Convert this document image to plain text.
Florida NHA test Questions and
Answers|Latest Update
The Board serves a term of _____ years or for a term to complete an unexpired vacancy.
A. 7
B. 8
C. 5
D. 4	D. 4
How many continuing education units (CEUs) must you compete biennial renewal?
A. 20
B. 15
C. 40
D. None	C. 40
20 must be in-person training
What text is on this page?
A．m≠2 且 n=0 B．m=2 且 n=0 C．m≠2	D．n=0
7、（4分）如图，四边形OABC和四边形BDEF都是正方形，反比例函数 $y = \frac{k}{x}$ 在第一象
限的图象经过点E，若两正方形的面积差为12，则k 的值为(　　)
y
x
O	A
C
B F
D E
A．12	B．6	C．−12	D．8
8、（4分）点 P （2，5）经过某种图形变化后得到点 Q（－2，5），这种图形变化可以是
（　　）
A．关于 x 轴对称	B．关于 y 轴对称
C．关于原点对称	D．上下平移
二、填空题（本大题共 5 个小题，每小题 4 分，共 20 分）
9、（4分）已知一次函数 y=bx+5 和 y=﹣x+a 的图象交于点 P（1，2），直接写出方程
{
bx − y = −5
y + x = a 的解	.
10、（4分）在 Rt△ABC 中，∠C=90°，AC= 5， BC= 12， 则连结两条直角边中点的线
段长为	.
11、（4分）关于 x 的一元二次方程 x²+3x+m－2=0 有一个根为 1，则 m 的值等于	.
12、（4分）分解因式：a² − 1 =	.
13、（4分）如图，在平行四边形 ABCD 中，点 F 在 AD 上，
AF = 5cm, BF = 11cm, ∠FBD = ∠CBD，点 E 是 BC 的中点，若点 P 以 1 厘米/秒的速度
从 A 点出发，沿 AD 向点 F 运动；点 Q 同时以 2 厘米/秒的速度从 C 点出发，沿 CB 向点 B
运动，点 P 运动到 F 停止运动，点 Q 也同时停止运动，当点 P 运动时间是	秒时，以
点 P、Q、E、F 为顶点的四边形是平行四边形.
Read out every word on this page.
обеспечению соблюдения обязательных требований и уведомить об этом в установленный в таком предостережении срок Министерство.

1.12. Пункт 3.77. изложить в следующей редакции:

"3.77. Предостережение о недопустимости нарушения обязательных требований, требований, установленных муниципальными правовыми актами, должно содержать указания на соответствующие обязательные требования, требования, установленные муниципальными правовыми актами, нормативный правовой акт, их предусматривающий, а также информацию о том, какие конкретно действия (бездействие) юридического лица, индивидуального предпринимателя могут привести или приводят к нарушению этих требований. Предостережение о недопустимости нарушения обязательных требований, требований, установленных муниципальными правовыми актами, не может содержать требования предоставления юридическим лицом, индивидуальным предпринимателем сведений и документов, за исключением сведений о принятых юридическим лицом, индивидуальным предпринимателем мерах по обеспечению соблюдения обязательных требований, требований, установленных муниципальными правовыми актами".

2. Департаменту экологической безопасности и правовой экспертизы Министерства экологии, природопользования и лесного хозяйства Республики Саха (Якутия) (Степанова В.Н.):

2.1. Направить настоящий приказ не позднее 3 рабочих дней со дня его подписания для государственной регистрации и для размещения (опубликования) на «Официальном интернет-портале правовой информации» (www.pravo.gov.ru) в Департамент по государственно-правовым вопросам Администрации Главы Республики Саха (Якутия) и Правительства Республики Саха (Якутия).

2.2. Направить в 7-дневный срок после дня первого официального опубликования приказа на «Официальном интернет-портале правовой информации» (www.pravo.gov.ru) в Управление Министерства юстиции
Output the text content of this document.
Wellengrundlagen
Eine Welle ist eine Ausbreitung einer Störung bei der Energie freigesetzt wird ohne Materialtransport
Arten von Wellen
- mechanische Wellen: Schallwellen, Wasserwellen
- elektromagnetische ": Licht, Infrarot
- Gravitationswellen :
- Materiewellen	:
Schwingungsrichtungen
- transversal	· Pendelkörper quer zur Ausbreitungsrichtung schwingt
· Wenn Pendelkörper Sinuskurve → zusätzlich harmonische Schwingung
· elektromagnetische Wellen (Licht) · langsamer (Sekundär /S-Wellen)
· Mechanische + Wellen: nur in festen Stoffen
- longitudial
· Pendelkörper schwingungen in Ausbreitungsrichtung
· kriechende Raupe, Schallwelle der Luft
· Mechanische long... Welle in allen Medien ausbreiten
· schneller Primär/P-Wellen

======

-- TASK STATEMENT --
From the material above, count the lines that include "this" and give only the total.

-- ANSWER --
4